### Dataset records
┌──
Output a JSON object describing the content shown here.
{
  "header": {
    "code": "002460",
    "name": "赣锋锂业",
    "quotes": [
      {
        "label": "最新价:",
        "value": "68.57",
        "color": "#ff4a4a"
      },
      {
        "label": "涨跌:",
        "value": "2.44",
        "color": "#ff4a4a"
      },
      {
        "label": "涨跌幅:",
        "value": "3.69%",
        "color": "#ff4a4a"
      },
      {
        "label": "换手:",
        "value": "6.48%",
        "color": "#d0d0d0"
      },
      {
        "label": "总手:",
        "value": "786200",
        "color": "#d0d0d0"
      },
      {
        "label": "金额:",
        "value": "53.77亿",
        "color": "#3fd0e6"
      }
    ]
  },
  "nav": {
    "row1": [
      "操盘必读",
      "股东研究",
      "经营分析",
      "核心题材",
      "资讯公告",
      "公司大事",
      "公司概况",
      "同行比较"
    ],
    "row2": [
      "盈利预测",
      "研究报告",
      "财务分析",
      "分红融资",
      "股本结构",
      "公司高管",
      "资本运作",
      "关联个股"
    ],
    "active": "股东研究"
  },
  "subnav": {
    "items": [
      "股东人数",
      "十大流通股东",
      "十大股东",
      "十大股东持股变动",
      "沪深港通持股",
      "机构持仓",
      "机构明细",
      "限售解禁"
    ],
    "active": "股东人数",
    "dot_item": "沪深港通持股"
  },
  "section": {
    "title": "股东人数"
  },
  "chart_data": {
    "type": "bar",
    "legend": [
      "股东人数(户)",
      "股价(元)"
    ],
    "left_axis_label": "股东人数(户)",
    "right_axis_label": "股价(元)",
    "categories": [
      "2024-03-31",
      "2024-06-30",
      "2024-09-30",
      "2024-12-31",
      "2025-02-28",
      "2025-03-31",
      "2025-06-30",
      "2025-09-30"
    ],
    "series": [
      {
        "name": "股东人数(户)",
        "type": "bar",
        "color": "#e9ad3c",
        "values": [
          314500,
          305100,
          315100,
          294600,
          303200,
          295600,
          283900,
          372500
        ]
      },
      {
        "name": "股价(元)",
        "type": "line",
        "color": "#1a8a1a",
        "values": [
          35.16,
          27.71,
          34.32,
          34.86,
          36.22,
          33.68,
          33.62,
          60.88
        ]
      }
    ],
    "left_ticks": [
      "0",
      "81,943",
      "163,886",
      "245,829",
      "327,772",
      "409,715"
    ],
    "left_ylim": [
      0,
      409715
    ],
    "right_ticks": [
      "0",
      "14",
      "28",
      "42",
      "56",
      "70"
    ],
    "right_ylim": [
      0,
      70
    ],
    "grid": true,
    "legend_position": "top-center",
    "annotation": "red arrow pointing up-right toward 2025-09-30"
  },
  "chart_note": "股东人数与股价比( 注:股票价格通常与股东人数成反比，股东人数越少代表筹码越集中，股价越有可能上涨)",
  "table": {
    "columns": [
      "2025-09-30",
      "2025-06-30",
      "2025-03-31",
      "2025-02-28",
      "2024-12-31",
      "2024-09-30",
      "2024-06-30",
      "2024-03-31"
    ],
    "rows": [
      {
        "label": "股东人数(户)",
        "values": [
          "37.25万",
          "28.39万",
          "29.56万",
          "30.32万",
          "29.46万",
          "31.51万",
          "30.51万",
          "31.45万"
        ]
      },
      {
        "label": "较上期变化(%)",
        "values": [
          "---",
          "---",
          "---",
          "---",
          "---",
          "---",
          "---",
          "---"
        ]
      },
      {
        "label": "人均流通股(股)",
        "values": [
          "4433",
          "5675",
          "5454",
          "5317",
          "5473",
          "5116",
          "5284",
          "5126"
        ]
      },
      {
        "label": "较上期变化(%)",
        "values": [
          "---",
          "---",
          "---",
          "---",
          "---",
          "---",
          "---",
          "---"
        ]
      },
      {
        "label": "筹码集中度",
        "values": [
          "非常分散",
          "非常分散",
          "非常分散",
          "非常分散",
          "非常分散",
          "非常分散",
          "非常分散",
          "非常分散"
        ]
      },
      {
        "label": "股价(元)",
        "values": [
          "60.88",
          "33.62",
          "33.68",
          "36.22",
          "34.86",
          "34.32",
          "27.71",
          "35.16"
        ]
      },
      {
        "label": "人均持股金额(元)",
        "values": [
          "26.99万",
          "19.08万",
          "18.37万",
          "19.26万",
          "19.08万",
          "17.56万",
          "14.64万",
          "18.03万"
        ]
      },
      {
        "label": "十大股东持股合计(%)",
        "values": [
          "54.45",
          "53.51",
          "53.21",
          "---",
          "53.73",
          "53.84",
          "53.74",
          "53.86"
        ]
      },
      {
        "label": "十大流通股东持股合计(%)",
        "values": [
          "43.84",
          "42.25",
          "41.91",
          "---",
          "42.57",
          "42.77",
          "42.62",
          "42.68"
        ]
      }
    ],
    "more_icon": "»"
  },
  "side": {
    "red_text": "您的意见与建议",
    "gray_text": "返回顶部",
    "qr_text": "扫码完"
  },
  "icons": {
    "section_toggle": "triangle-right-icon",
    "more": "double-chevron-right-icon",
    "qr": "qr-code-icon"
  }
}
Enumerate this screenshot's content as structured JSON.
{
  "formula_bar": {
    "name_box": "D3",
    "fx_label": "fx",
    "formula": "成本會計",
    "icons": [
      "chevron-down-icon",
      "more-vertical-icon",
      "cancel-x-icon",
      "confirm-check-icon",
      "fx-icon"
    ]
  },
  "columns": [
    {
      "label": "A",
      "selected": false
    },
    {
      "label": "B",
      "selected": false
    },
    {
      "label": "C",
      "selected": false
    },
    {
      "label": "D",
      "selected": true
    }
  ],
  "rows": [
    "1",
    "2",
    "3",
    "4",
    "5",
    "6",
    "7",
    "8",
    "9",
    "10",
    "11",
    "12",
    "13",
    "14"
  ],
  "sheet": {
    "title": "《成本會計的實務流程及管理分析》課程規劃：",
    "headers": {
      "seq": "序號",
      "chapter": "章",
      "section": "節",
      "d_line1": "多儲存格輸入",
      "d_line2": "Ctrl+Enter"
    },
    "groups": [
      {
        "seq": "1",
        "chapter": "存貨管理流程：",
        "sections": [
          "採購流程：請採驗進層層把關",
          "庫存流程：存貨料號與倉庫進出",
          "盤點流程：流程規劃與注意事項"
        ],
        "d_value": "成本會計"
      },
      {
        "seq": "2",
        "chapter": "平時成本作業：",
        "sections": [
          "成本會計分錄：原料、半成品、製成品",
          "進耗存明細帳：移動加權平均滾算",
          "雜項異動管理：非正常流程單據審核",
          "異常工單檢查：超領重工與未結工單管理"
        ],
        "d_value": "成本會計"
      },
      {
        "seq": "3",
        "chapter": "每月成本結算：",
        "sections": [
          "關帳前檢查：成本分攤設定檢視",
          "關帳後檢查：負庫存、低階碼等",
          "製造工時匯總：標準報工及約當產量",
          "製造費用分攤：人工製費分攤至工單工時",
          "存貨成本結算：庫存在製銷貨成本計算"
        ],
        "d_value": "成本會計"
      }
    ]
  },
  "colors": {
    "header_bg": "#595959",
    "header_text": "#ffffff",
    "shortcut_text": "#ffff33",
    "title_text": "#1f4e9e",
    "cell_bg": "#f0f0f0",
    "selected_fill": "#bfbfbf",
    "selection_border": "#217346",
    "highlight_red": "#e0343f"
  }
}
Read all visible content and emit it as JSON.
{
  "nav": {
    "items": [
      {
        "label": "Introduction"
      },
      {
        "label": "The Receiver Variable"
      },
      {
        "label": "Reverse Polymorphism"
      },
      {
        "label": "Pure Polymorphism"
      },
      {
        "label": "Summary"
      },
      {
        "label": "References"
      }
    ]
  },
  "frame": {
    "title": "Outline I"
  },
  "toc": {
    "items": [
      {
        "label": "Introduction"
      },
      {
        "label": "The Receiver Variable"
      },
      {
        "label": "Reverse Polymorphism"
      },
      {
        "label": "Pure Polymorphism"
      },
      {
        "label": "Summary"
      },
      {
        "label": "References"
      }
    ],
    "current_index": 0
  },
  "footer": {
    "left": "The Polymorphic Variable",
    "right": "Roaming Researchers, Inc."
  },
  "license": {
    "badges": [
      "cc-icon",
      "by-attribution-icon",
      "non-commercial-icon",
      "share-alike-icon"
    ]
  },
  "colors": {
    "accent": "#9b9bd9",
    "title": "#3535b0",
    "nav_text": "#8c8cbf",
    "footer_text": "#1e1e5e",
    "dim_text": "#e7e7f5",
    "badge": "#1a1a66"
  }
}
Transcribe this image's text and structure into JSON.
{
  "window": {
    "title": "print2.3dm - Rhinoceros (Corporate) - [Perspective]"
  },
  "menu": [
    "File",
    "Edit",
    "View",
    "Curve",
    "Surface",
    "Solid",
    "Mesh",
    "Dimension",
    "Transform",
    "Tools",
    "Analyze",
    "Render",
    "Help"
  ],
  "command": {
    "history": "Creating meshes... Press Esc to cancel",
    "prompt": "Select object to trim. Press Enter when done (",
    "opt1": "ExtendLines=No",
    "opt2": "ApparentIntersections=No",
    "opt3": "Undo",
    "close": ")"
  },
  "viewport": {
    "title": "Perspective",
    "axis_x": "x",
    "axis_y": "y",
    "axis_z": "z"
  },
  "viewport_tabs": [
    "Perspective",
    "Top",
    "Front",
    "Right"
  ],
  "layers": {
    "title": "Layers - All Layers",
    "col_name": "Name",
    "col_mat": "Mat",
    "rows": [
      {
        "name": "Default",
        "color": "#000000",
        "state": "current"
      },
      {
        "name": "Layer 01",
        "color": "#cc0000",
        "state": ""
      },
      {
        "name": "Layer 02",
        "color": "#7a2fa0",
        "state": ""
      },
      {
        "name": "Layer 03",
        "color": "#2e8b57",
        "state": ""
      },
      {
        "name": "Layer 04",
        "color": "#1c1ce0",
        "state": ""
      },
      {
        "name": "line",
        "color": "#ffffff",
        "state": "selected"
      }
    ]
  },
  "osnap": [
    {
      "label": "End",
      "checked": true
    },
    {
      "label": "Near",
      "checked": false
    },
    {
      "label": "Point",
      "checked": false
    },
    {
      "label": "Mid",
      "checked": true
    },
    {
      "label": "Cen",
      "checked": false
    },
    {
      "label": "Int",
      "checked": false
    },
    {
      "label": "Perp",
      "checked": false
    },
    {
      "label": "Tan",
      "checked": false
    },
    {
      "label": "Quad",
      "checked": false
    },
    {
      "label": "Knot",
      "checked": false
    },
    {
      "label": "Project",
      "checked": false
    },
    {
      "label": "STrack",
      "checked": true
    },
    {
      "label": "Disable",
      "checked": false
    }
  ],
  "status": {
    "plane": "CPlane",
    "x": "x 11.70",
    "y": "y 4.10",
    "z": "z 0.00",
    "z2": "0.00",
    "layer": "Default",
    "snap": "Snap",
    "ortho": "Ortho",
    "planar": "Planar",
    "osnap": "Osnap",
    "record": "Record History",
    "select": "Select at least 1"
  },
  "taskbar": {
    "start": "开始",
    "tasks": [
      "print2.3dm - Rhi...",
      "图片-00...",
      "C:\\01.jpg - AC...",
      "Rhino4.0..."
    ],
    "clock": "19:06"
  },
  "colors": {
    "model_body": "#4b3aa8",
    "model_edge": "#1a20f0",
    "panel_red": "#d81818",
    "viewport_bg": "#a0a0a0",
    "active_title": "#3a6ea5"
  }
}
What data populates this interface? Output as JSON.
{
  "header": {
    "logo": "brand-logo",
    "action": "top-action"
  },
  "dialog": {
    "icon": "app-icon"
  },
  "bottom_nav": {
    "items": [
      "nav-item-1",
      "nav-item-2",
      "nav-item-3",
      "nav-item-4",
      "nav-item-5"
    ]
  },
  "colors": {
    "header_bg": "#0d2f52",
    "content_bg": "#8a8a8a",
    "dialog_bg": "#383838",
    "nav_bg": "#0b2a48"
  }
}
└──
### Exercise
Select and copy every line of the listing with the word "this".

### Task output
Enumerate this screenshot's content as structured JSON.
Transcribe this image's text and structure into JSON.
What data populates this interface? Output as JSON.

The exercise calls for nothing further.